# GIVEN EXERCISE:
Can you copy everything from "Enumerate the UI" down to "- Text: N: N: [144, 108, 152, 118]", swapping "pixel-space" for "pixel-coordinate" and keeping all else the same? Leave out the picture.

# DATA FOR THIS TASK:
________

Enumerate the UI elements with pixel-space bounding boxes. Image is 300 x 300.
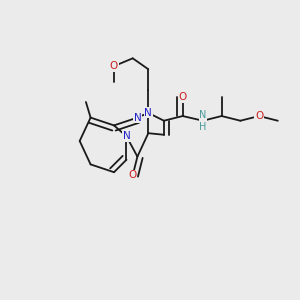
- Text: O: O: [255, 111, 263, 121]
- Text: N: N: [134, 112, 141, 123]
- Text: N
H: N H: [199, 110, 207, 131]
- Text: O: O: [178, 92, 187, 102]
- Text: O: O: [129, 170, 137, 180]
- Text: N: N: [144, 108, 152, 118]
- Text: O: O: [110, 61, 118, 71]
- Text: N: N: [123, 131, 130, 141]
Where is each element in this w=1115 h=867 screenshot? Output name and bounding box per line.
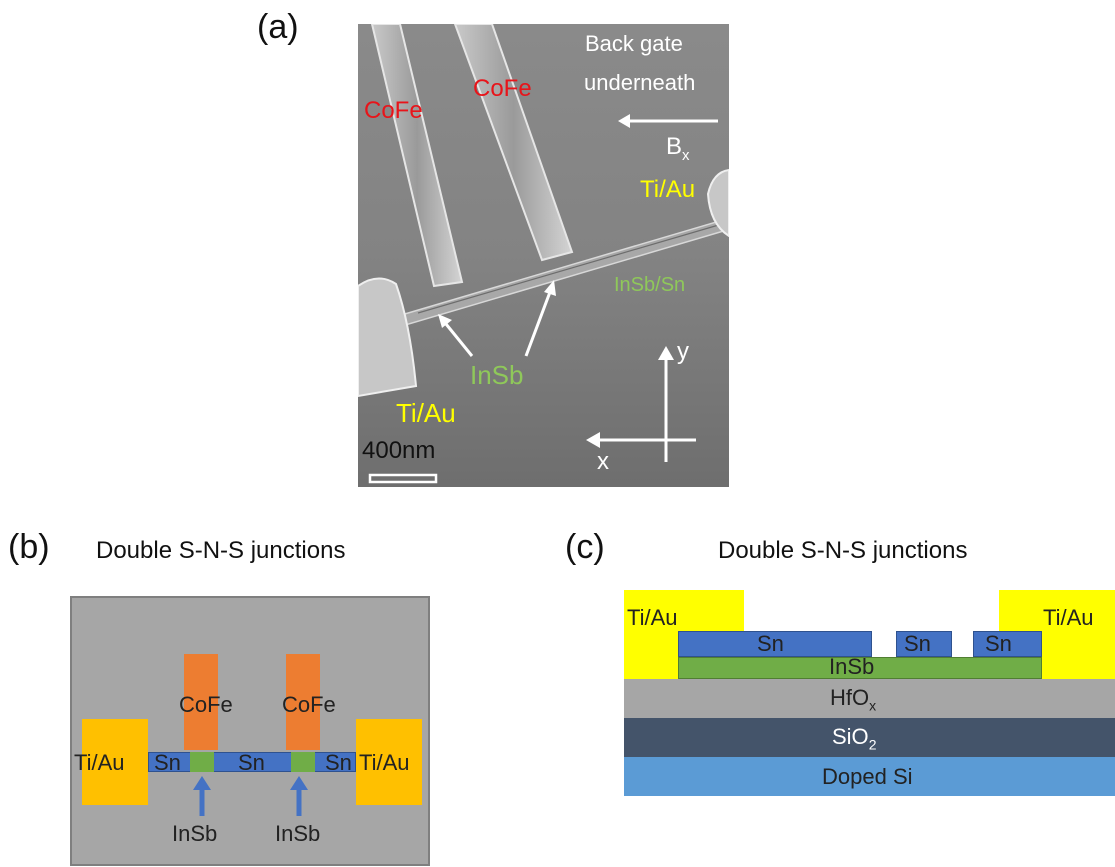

________

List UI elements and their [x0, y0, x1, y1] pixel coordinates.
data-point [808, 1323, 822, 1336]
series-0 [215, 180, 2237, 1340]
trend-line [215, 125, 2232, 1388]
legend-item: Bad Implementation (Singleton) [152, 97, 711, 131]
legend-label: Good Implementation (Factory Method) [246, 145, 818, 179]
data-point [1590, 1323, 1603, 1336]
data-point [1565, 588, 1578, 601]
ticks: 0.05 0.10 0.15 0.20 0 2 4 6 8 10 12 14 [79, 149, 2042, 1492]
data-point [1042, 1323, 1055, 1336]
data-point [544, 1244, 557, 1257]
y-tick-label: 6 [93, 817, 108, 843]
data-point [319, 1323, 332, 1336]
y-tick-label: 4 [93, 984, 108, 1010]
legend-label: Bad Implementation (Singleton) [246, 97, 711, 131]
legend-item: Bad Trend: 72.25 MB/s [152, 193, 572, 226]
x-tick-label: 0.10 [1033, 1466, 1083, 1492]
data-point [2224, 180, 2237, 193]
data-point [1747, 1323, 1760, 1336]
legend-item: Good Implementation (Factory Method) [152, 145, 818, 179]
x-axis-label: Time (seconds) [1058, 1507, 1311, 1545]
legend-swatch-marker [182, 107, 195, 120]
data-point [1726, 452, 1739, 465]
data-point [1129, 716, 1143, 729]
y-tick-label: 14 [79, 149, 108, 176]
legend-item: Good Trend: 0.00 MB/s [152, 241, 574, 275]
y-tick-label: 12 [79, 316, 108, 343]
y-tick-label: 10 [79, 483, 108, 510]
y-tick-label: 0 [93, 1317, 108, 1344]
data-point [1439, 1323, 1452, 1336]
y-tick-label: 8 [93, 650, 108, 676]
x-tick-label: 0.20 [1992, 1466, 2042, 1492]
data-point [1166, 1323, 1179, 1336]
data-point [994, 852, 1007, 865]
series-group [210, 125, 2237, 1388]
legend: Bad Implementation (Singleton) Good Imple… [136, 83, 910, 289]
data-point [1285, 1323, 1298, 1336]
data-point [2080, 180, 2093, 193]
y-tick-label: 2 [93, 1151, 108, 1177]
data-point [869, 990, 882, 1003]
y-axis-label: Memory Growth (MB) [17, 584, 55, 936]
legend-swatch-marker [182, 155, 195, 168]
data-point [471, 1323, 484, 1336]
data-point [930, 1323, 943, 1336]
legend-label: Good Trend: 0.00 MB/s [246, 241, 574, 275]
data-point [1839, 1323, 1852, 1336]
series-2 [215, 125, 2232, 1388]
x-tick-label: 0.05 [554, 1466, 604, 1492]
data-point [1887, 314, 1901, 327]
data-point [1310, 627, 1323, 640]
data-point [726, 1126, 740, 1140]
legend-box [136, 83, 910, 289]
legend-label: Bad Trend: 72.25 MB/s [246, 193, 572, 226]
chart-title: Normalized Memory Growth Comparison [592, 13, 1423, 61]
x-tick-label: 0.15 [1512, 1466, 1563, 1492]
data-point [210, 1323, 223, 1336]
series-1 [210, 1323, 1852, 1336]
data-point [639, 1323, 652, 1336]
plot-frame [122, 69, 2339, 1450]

________

# ANSWER FOR THE TASK:
Enumerate the UI elements with pixel-coordinate bounding boxes. Image is 300 x 300.
- Text: O: O: [255, 111, 263, 121]
- Text: N: N: [134, 112, 141, 123]
- Text: N
H: N H: [199, 110, 207, 131]
- Text: O: O: [178, 92, 187, 102]
- Text: O: O: [129, 170, 137, 180]
- Text: N: N: [144, 108, 152, 118]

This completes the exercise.